▸ Written task: Using the data below, gather each line that includes the word "then".

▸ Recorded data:
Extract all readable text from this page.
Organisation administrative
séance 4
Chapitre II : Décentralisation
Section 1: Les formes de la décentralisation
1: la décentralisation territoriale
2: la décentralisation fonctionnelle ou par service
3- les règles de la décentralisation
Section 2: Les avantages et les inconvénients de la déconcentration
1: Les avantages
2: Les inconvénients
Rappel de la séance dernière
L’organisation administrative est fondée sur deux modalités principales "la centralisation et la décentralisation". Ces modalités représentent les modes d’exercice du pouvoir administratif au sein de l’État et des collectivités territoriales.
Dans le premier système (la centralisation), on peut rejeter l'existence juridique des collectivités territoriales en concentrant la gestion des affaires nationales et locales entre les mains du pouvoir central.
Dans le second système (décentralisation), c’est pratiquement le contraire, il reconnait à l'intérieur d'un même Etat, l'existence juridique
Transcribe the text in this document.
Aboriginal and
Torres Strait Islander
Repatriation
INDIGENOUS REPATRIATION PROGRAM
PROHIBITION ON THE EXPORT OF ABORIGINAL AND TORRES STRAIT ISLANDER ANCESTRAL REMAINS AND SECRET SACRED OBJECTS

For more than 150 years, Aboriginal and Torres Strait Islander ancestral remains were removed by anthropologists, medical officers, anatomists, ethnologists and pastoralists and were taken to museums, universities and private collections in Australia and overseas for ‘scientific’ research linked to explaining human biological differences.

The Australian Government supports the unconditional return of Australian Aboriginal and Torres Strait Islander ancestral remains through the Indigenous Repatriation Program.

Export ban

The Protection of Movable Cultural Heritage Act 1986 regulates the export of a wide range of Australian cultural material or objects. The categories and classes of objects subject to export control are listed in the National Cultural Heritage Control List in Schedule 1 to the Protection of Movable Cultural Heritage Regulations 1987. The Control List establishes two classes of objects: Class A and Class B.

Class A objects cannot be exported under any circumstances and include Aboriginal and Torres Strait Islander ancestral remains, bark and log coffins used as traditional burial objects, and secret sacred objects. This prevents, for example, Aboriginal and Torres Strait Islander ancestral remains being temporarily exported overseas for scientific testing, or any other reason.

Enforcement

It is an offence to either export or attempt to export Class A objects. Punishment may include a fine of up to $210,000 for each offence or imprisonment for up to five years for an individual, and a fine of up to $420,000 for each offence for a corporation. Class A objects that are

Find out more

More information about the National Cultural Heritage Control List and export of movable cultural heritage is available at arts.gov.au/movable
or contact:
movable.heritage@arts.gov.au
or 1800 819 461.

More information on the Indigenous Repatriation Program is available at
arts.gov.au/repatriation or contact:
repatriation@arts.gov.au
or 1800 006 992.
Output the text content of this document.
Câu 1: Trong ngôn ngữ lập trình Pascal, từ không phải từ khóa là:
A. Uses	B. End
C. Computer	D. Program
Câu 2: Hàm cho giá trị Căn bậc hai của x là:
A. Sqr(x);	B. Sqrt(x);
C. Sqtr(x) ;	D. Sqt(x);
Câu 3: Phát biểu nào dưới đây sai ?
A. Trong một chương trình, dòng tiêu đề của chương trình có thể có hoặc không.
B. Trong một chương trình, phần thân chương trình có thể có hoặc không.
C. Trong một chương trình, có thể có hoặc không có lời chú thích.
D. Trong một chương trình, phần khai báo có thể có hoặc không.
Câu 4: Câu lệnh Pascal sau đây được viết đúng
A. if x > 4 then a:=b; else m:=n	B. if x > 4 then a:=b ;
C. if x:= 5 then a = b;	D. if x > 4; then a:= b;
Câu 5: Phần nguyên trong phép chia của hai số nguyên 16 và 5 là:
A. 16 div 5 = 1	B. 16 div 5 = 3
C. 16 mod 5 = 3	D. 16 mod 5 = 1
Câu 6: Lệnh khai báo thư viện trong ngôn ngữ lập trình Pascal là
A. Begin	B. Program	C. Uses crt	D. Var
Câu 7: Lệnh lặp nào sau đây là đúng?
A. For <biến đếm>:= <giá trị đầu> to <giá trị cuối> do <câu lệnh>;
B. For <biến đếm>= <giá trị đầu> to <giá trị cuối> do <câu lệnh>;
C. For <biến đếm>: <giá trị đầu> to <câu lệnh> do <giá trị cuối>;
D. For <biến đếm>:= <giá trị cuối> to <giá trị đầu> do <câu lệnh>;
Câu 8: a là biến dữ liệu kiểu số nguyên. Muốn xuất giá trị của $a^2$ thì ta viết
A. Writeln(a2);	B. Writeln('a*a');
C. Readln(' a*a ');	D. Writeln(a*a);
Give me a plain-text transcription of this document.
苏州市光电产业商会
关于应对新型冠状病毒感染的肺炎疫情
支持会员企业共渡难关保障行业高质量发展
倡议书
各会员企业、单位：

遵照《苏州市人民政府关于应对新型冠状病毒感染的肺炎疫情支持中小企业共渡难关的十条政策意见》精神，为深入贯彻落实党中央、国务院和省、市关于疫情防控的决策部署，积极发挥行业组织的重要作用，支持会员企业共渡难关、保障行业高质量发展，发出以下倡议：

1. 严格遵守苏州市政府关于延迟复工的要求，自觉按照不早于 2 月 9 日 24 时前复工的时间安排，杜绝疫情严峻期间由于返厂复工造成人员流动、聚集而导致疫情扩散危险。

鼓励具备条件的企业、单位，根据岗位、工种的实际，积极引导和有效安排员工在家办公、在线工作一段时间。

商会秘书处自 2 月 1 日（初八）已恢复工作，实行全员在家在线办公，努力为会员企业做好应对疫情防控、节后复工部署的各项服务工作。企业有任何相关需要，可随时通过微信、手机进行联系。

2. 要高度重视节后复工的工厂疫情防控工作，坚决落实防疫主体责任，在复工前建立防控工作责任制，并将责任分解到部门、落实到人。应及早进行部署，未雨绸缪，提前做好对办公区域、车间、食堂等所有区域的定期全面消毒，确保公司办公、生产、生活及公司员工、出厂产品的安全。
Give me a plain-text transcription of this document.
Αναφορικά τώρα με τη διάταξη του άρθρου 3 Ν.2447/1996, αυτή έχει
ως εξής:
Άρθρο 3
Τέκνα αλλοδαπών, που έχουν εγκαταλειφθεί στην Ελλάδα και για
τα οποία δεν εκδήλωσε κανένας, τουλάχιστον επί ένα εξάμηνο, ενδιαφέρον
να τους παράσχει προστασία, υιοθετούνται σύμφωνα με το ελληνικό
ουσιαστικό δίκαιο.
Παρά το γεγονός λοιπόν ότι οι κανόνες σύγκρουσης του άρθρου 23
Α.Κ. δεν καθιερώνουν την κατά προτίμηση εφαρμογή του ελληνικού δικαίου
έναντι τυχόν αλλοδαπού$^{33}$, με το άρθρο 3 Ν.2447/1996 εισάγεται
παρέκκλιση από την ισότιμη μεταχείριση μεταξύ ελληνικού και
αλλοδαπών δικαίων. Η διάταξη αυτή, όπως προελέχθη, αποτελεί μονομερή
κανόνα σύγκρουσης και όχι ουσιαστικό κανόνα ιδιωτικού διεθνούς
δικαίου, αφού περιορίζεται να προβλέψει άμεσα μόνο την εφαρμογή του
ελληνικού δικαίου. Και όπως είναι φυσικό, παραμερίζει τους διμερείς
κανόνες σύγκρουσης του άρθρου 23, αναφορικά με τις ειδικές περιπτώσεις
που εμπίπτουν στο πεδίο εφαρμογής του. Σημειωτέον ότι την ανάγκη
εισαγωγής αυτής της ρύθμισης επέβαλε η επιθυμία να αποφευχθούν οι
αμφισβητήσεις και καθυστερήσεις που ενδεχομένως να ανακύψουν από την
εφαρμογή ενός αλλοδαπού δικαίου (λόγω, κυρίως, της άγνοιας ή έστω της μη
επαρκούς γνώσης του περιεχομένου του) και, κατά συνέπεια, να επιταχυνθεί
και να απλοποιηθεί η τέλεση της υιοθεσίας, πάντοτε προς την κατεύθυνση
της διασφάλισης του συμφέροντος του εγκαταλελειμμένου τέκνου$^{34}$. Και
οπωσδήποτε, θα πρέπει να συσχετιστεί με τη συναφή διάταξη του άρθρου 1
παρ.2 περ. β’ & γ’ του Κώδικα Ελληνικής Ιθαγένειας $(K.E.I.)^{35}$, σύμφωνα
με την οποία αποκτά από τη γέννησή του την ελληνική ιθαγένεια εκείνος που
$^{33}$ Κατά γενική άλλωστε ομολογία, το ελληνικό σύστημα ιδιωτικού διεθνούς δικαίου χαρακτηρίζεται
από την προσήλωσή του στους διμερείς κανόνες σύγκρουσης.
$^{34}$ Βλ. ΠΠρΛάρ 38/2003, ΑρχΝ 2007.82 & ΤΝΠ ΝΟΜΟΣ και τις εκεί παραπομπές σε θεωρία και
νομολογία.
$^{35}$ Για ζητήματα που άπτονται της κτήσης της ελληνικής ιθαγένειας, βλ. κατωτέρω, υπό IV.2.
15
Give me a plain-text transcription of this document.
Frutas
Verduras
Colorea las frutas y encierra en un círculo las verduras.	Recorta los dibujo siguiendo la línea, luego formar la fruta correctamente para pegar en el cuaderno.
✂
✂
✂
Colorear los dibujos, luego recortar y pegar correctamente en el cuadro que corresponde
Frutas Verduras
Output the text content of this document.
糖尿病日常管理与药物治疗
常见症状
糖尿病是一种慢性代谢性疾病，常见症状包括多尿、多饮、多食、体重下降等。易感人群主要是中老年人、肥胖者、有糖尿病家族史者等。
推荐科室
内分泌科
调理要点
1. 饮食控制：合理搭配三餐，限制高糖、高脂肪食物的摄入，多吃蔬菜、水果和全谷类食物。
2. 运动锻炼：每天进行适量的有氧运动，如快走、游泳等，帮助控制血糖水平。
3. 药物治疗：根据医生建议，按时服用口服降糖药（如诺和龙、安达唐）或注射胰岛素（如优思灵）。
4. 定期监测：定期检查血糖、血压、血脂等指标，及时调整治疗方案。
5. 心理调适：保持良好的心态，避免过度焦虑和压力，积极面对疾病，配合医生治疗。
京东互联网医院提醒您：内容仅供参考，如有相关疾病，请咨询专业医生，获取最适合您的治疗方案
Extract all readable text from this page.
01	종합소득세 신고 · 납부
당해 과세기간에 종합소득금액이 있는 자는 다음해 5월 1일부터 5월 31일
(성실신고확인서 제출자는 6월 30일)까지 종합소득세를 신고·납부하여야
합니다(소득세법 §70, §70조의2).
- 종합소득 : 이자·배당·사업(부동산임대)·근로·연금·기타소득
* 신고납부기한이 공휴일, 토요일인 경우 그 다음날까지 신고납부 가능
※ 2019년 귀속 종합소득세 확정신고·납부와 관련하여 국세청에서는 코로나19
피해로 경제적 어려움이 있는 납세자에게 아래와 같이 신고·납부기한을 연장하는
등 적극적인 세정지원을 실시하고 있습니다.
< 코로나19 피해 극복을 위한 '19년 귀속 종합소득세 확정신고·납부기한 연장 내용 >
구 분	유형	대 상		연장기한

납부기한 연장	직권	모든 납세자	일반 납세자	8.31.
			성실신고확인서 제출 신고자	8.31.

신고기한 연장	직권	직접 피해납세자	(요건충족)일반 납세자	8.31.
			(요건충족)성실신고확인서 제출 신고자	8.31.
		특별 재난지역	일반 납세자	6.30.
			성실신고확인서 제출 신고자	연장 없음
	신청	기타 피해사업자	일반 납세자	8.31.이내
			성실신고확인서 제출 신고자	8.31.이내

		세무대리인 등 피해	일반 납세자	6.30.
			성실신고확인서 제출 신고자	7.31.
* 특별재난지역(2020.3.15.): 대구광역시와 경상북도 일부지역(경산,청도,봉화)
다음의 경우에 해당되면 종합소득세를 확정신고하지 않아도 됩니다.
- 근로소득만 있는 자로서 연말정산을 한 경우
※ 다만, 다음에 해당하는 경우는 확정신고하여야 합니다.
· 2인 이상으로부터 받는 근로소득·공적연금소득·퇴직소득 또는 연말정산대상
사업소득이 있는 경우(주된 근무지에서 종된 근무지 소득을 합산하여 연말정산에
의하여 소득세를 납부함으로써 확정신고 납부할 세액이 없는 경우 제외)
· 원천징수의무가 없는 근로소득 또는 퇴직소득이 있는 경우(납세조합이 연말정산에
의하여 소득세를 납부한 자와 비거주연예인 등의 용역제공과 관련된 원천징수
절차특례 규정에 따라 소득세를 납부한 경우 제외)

▸ The answer:
A. if x > 4 then a:=b; else m:=n	B. if x > 4 then a:=b ;
C. if x:= 5 then a = b;	D. if x > 4; then a:= b;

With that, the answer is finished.